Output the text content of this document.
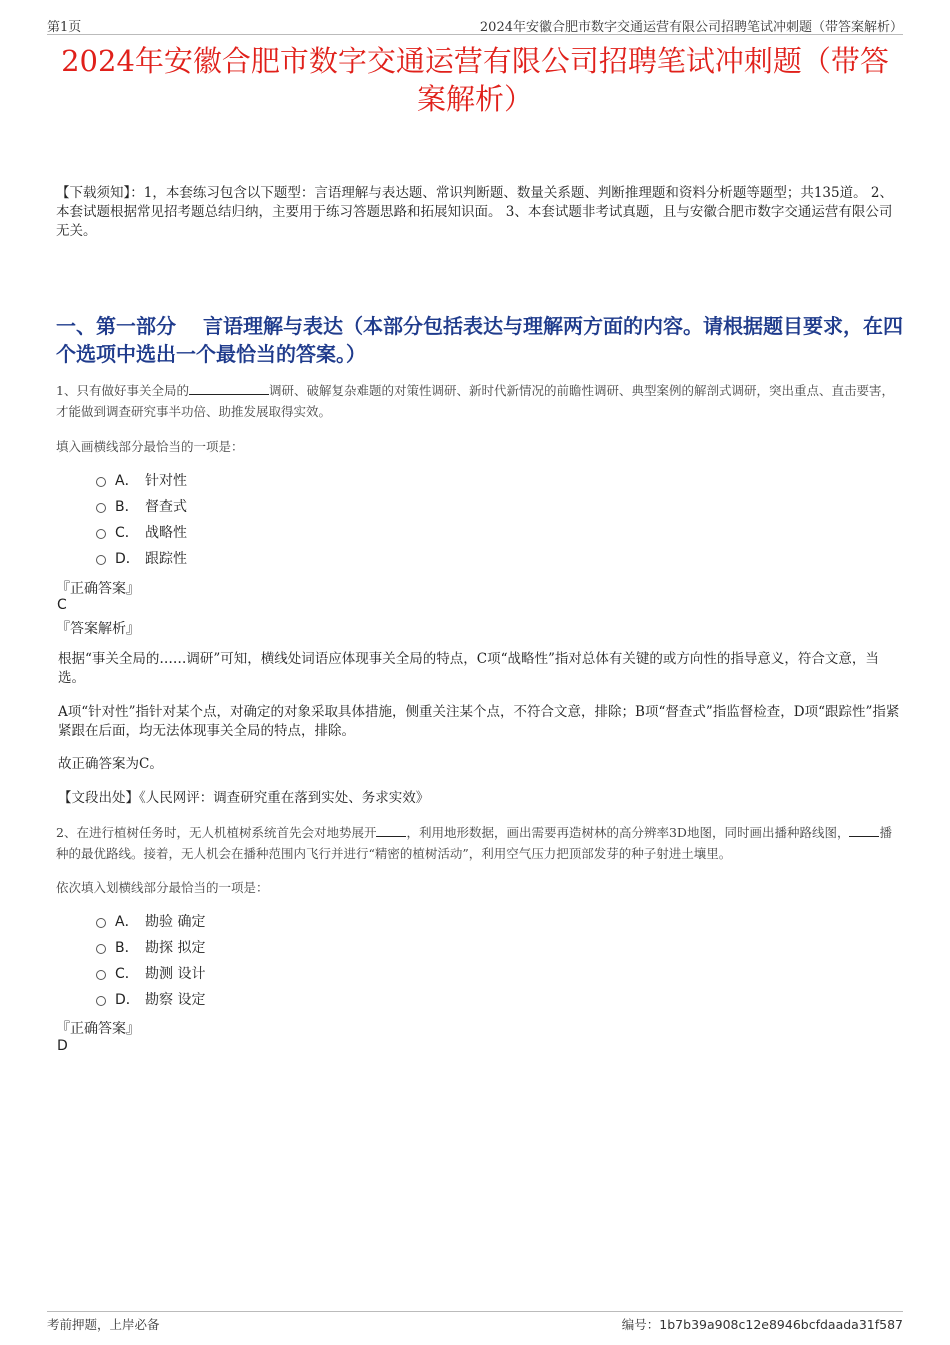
第1页	2024年安徽合肥市数字交通运营有限公司招聘笔试冲刺题（带答案解析）
2024年安徽合肥市数字交通运营有限公司招聘笔试冲刺题（带答案解析）

【下载须知】：1，本套练习包含以下题型：言语理解与表达题、常识判断题、数量关系题、判断推理题和资料分析题等题型；共135道。 2、本套试题根据常见招考题总结归纳，主要用于练习答题思路和拓展知识面。 3、本套试题非考试真题，且与安徽合肥市数字交通运营有限公司无关。

一、第一部分　 言语理解与表达（本部分包括表达与理解两方面的内容。请根据题目要求，在四个选项中选出一个最恰当的答案。）

1、只有做好事关全局的	调研、破解复杂难题的对策性调研、新时代新情况的前瞻性调研、典型案例的解剖式调研，突出重点、直击要害，才能做到调查研究事半功倍、助推发展取得实效。

填入画横线部分最恰当的一项是：

A． 针对性
B． 督查式
C． 战略性
D． 跟踪性

『正确答案』

C

『答案解析』

根据“事关全局的……调研”可知，横线处词语应体现事关全局的特点，C项“战略性”指对总体有关键的或方向性的指导意义，符合文意，当选。

A项“针对性”指针对某个点，对确定的对象采取具体措施，侧重关注某个点，不符合文意，排除；B项“督查式”指监督检查，D项“跟踪性”指紧紧跟在后面，均无法体现事关全局的特点，排除。

故正确答案为C。

【文段出处】《人民网评：调查研究重在落到实处、务求实效》

2、在进行植树任务时，无人机植树系统首先会对地势展开 ，利用地形数据，画出需要再造树林的高分辨率3D地图，同时画出播种路线图， 播种的最优路线。接着，无人机会在播种范围内飞行并进行“精密的植树活动”，利用空气压力把顶部发芽的种子射进土壤里。

依次填入划横线部分最恰当的一项是：

A． 勘验 确定
B． 勘探 拟定
C． 勘测 设计
D． 勘察 设定

『正确答案』

D

考前押题，上岸必备	编号：1b7b39a908c12e8946bcfdaada31f587
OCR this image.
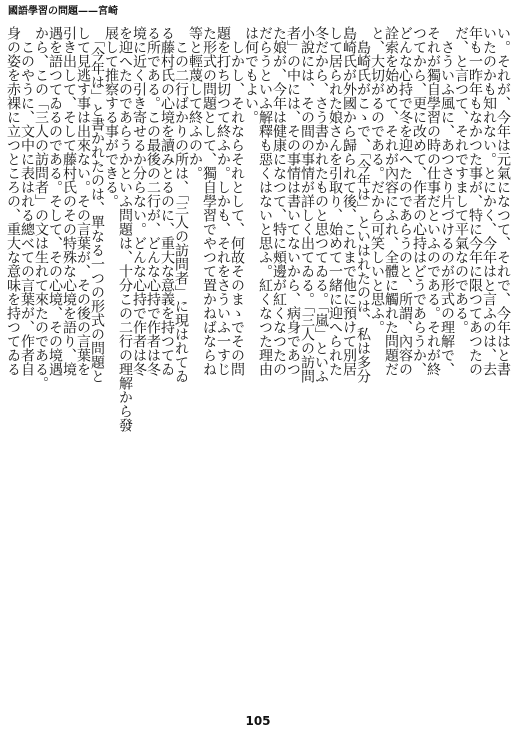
國語學習の問題——宮崎
い。それが、今年は元氣になつて、それで、今年はと書
いたのかも知れない。とにかく、今年はと言ふのは、去
年も一昨年もなかつた事が、特に今年に限つてあつたの
だ、と言つて、それですまして平氣なのである。
　さういふ風に、あつさり片づけるのが形式の理解で、
それが獨自學習の時の仕事だといふのである。それが終
つてから、更に改めて、作者の心持はどうであらうか、
どんな心持で冬を迎へたのであらうのと、所謂、內容の
詮索を始めて、それが內容にふれ、全體に觸れた問題だ
と、大切がるのである。だから可笑しいと思ふ。
　島崎氏がこゝで、「今年は」といはれたのは、私は多分
島崎氏が外國から歸られて後、これまで他に預けて別居
して居られた娘さんを引取り、始めて一緒に迎へられた
冬だから、さう書かれたものと思つてゐる。「嵐」といふ
小說には、その間の事情が詳しく出てゐる。「三人の訪問
者」の中には、その事情は書いてないから、病身であつ
た娘が、今年は健康になつて、特に頰邊が紅くなつたの
だらうといふ解釋も惡くはないと思ふ。紅くなつた理由
は何でもよい。
　しかし、それならそれとして、何故そのまゝでその問
題を打ち切つて終ふか。しかも、それをさういふ一すじ
た形式の問題として、獨自學習でやつて置かねばならね
等と輕蔑して終ふのか。
　この二行ばかりの所は、「三人の訪問者」に現はれてゐ
る藤村氏の心境を讀みとるのに、重大な意義を持つてゐ
る所である。この最後の二行が、どんな心持で作者は冬
境に近く引き寄せるか分らない。どんな心持で作者は冬
を迎へたのであらうかといふ問題は、十分この二行の理解から發
展して推察する事ができる。
　「今年は」と書かれたのは、單なる一つの形式の問題と
して見逃す事は出來ない。その言葉が、その後の言葉を
引き出して、そして藤村氏のその特殊な心境を語り、境
遇を語つてゐるのである。そして、その心境、その境遇
から、この「三人の訪問者」の文は生れて來たのである。
　このやうに、文中に表はれる總べての言葉が、作者自
身の姿を赤裸に立つところの、重大な意味を持つてゐる
105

**OBJECTIVE**
Restate the data above word for word. Skip every picture.

**RESULT FOR THIS EXERCISE**
Output the text content of this document.
第1页	2024年安徽合肥市数字交通运营有限公司招聘笔试冲刺题（带答案解析）
2024年安徽合肥市数字交通运营有限公司招聘笔试冲刺题（带答案解析）

【下载须知】：1，本套练习包含以下题型：言语理解与表达题、常识判断题、数量关系题、判断推理题和资料分析题等题型；共135道。 2、本套试题根据常见招考题总结归纳，主要用于练习答题思路和拓展知识面。 3、本套试题非考试真题，且与安徽合肥市数字交通运营有限公司无关。

一、第一部分　 言语理解与表达（本部分包括表达与理解两方面的内容。请根据题目要求，在四个选项中选出一个最恰当的答案。）

1、只有做好事关全局的	调研、破解复杂难题的对策性调研、新时代新情况的前瞻性调研、典型案例的解剖式调研，突出重点、直击要害，才能做到调查研究事半功倍、助推发展取得实效。

填入画横线部分最恰当的一项是：

A． 针对性
B． 督查式
C． 战略性
D． 跟踪性

『正确答案』

C

『答案解析』

根据“事关全局的……调研”可知，横线处词语应体现事关全局的特点，C项“战略性”指对总体有关键的或方向性的指导意义，符合文意，当选。

A项“针对性”指针对某个点，对确定的对象采取具体措施，侧重关注某个点，不符合文意，排除；B项“督查式”指监督检查，D项“跟踪性”指紧紧跟在后面，均无法体现事关全局的特点，排除。

故正确答案为C。

【文段出处】《人民网评：调查研究重在落到实处、务求实效》

2、在进行植树任务时，无人机植树系统首先会对地势展开 ，利用地形数据，画出需要再造树林的高分辨率3D地图，同时画出播种路线图， 播种的最优路线。接着，无人机会在播种范围内飞行并进行“精密的植树活动”，利用空气压力把顶部发芽的种子射进土壤里。

依次填入划横线部分最恰当的一项是：

A． 勘验 确定
B． 勘探 拟定
C． 勘测 设计
D． 勘察 设定

『正确答案』

D

考前押题，上岸必备	编号：1b7b39a908c12e8946bcfdaada31f587
OCR this image.
國語學習の問題——宮崎
い。それが、今年は元氣になつて、それで、今年はと書
いたのかも知れない。とにかく、今年はと言ふのは、去
年も一昨年もなかつた事が、特に今年に限つてあつたの
だ、と言つて、それですまして平氣なのである。
　さういふ風に、あつさり片づけるのが形式の理解で、
それが獨自學習の時の仕事だといふのである。それが終
つてから、更に改めて、作者の心持はどうであらうか、
どんな心持で冬を迎へたのであらうのと、所謂、內容の
詮索を始めて、それが內容にふれ、全體に觸れた問題だ
と、大切がるのである。だから可笑しいと思ふ。
　島崎氏がこゝで、「今年は」といはれたのは、私は多分
島崎氏が外國から歸られて後、これまで他に預けて別居
して居られた娘さんを引取り、始めて一緒に迎へられた
冬だから、さう書かれたものと思つてゐる。「嵐」といふ
小說には、その間の事情が詳しく出てゐる。「三人の訪問
者」の中には、その事情は書いてないから、病身であつ
た娘が、今年は健康になつて、特に頰邊が紅くなつたの
だらうといふ解釋も惡くはないと思ふ。紅くなつた理由
は何でもよい。
　しかし、それならそれとして、何故そのまゝでその問
題を打ち切つて終ふか。しかも、それをさういふ一すじ
た形式の問題として、獨自學習でやつて置かねばならね
等と輕蔑して終ふのか。
　この二行ばかりの所は、「三人の訪問者」に現はれてゐ
る藤村氏の心境を讀みとるのに、重大な意義を持つてゐ
る所である。この最後の二行が、どんな心持で作者は冬
境に近く引き寄せるか分らない。どんな心持で作者は冬
を迎へたのであらうかといふ問題は、十分この二行の理解から發
展して推察する事ができる。
　「今年は」と書かれたのは、單なる一つの形式の問題と
して見逃す事は出來ない。その言葉が、その後の言葉を
引き出して、そして藤村氏のその特殊な心境を語り、境
遇を語つてゐるのである。そして、その心境、その境遇
から、この「三人の訪問者」の文は生れて來たのである。
　このやうに、文中に表はれる總べての言葉が、作者自
身の姿を赤裸に立つところの、重大な意味を持つてゐる
105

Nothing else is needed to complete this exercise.